Problem to solve:
Your task is to transcribe the data in full.

Data items:
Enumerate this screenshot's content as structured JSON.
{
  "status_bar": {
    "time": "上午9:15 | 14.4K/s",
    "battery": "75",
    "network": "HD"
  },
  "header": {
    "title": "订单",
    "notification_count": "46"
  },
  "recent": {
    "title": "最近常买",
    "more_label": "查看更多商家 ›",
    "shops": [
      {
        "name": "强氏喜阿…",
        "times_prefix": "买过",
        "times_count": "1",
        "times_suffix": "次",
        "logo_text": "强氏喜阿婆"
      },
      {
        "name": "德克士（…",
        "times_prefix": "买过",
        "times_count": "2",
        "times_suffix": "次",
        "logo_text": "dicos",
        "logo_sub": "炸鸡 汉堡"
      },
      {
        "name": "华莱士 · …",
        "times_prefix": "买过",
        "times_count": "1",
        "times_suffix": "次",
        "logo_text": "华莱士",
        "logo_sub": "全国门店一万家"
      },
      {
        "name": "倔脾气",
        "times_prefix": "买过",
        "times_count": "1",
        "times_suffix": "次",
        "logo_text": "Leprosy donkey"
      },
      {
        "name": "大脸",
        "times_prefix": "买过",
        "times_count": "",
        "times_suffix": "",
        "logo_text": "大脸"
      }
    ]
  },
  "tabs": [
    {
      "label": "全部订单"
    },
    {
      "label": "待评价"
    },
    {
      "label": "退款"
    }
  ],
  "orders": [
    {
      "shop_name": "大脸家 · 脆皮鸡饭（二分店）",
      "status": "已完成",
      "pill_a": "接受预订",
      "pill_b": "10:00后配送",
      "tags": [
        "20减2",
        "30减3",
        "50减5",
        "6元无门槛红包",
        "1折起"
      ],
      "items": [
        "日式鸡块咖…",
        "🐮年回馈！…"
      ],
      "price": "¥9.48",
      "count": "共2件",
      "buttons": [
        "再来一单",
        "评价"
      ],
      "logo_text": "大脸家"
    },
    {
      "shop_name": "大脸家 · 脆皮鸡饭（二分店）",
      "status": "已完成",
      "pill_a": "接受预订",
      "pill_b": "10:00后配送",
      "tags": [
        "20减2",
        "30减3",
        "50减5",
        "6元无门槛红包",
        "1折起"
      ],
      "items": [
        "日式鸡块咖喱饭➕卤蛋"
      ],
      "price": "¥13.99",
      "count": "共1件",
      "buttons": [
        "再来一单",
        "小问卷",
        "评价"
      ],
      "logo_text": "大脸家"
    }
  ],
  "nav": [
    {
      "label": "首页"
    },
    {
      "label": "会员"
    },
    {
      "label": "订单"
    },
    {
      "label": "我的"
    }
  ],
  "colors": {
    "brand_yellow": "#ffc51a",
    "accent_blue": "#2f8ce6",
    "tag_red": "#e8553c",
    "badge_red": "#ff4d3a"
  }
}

Answer to the task:
Enumerate this screenshot's content as structured JSON.
{
  "status_bar": {
    "time": "上午9:15 | 14.4K/s",
    "battery": "75",
    "network": "HD"
  },
  "header": {
    "title": "订单",
    "notification_count": "46"
  },
  "recent": {
    "title": "最近常买",
    "more_label": "查看更多商家 ›",
    "shops": [
      {
        "name": "强氏喜阿…",
        "times_prefix": "买过",
        "times_count": "1",
        "times_suffix": "次",
        "logo_text": "强氏喜阿婆"
      },
      {
        "name": "德克士（…",
        "times_prefix": "买过",
        "times_count": "2",
        "times_suffix": "次",
        "logo_text": "dicos",
        "logo_sub": "炸鸡 汉堡"
      },
      {
        "name": "华莱士 · …",
        "times_prefix": "买过",
        "times_count": "1",
        "times_suffix": "次",
        "logo_text": "华莱士",
        "logo_sub": "全国门店一万家"
      },
      {
        "name": "倔脾气",
        "times_prefix": "买过",
        "times_count": "1",
        "times_suffix": "次",
        "logo_text": "Leprosy donkey"
      },
      {
        "name": "大脸",
        "times_prefix": "买过",
        "times_count": "",
        "times_suffix": "",
        "logo_text": "大脸"
      }
    ]
  },
  "tabs": [
    {
      "label": "全部订单"
    },
    {
      "label": "待评价"
    },
    {
      "label": "退款"
    }
  ],
  "orders": [
    {
      "shop_name": "大脸家 · 脆皮鸡饭（二分店）",
      "status": "已完成",
      "pill_a": "接受预订",
      "pill_b": "10:00后配送",
      "tags": [
        "20减2",
        "30减3",
        "50减5",
        "6元无门槛红包",
        "1折起"
      ],
      "items": [
        "日式鸡块咖…",
        "🐮年回馈！…"
      ],
      "price": "¥9.48",
      "count": "共2件",
      "buttons": [
        "再来一单",
        "评价"
      ],
      "logo_text": "大脸家"
    },
    {
      "shop_name": "大脸家 · 脆皮鸡饭（二分店）",
      "status": "已完成",
      "pill_a": "接受预订",
      "pill_b": "10:00后配送",
      "tags": [
        "20减2",
        "30减3",
        "50减5",
        "6元无门槛红包",
        "1折起"
      ],
      "items": [
        "日式鸡块咖喱饭➕卤蛋"
      ],
      "price": "¥13.99",
      "count": "共1件",
      "buttons": [
        "再来一单",
        "小问卷",
        "评价"
      ],
      "logo_text": "大脸家"
    }
  ],
  "nav": [
    {
      "label": "首页"
    },
    {
      "label": "会员"
    },
    {
      "label": "订单"
    },
    {
      "label": "我的"
    }
  ],
  "colors": {
    "brand_yellow": "#ffc51a",
    "accent_blue": "#2f8ce6",
    "tag_red": "#e8553c",
    "badge_red": "#ff4d3a"
  }
}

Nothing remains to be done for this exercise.